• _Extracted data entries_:

+===+

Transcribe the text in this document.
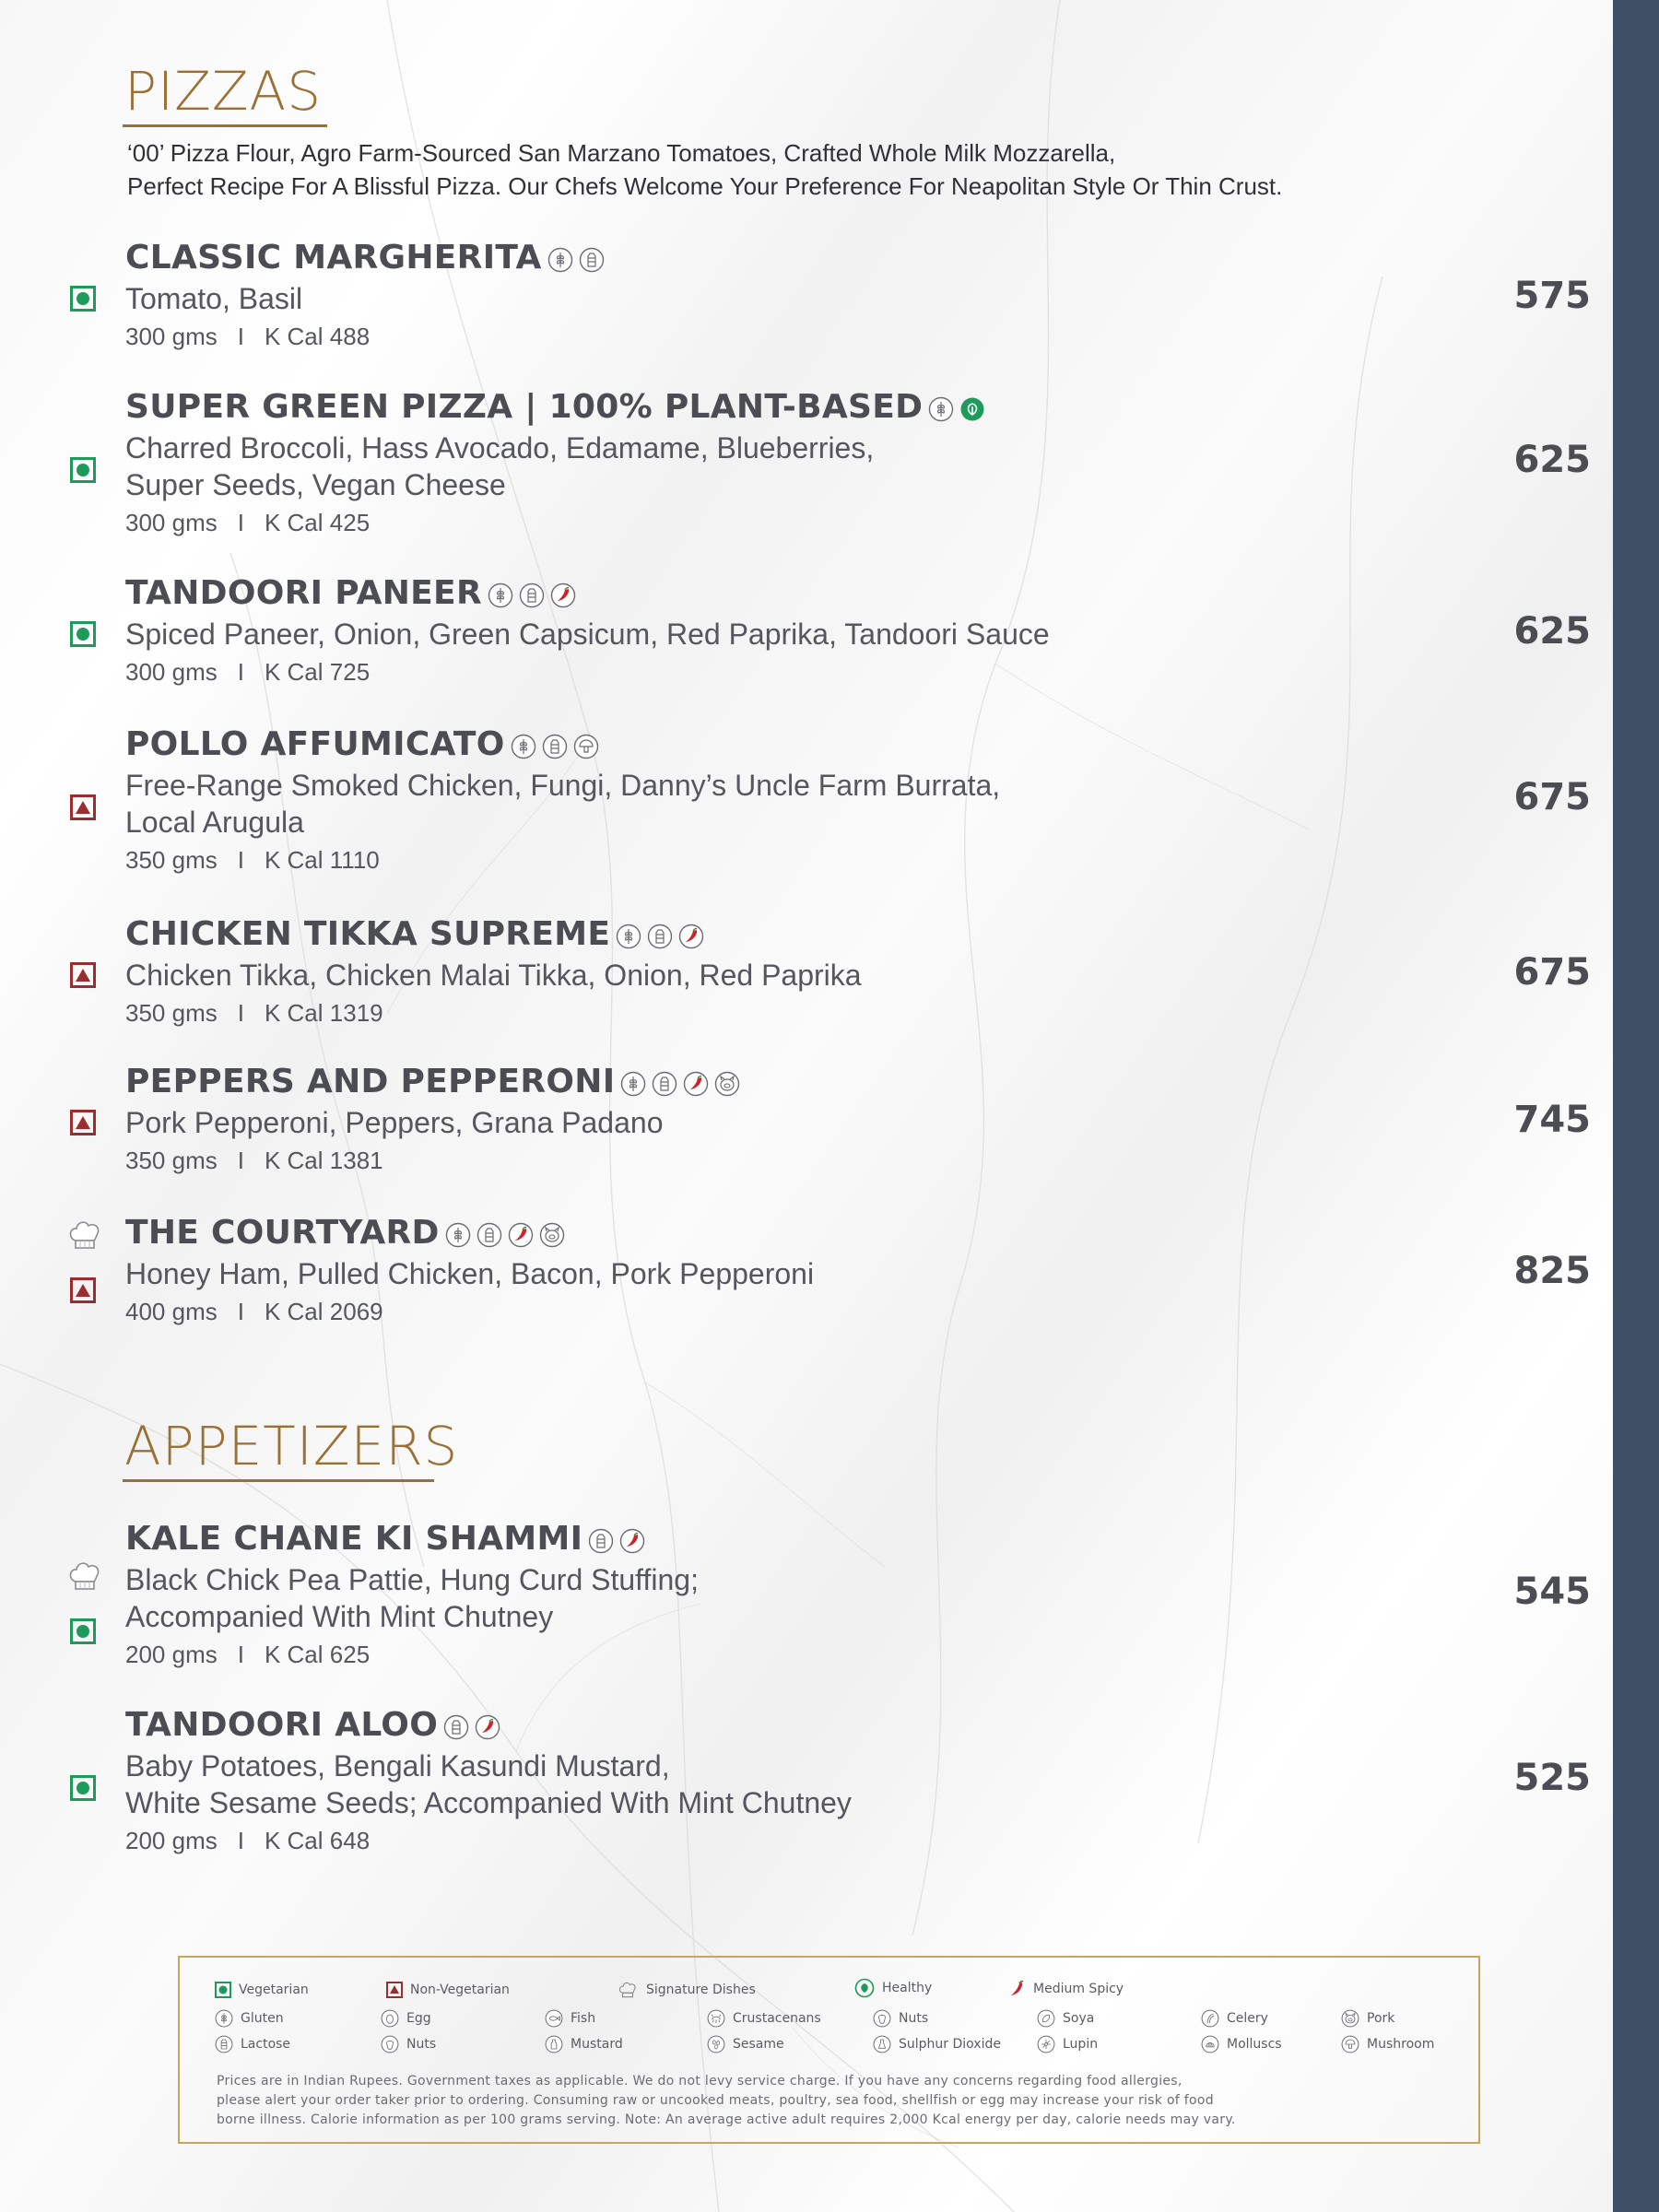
PIZZAS

‘00’ Pizza Flour, Agro Farm-Sourced San Marzano Tomatoes, Crafted Whole Milk Mozzarella,

Perfect Recipe For A Blissful Pizza. Our Chefs Welcome Your Preference For Neapolitan Style Or Thin Crust.

CLASSIC MARGHERITA
Tomato, Basil
300 gms I K Cal 488
575
SUPER GREEN PIZZA | 100% PLANT-BASED
Charred Broccoli, Hass Avocado, Edamame, Blueberries,
Super Seeds, Vegan Cheese
300 gms I K Cal 425
625
TANDOORI PANEER
Spiced Paneer, Onion, Green Capsicum, Red Paprika, Tandoori Sauce
300 gms I K Cal 725
625
POLLO AFFUMICATO
Free-Range Smoked Chicken, Fungi, Danny’s Uncle Farm Burrata,
Local Arugula
350 gms I K Cal 1110
675
CHICKEN TIKKA SUPREME
Chicken Tikka, Chicken Malai Tikka, Onion, Red Paprika
350 gms I K Cal 1319
675
PEPPERS AND PEPPERONI
Pork Pepperoni, Peppers, Grana Padano
350 gms I K Cal 1381
745
THE COURTYARD
Honey Ham, Pulled Chicken, Bacon, Pork Pepperoni
400 gms I K Cal 2069
825
APPETIZERS
KALE CHANE KI SHAMMI
Black Chick Pea Pattie, Hung Curd Stuffing;
Accompanied With Mint Chutney
200 gms I K Cal 625
545
TANDOORI ALOO
Baby Potatoes, Bengali Kasundi Mustard,
White Sesame Seeds; Accompanied With Mint Chutney
200 gms I K Cal 648
525
Vegetarian	Non-Vegetarian	Signature Dishes	Healthy	Medium Spicy
Gluten
Lactose
Egg
Nuts
Fish
Mustard
Crustacenans
Sesame
Nuts
Sulphur Dioxide
Soya
Lupin
Celery
Molluscs
Pork
Mushroom

Prices are in Indian Rupees. Government taxes as applicable. We do not levy service charge. If you have any concerns regarding food allergies,

please alert your order taker prior to ordering. Consuming raw or uncooked meats, poultry, sea food, shellfish or egg may increase your risk of food

borne illness. Calorie information as per 100 grams serving. Note: An average active adult requires 2,000 Kcal energy per day, calorie needs may vary.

+===+

Extract every line of the records above that contains the word "Farm".

• _Correct answer_:
‘00’ Pizza Flour, Agro Farm-Sourced San Marzano Tomatoes, Crafted Whole Milk Mozzarella,
Free-Range Smoked Chicken, Fungi, Danny’s Uncle Farm Burrata,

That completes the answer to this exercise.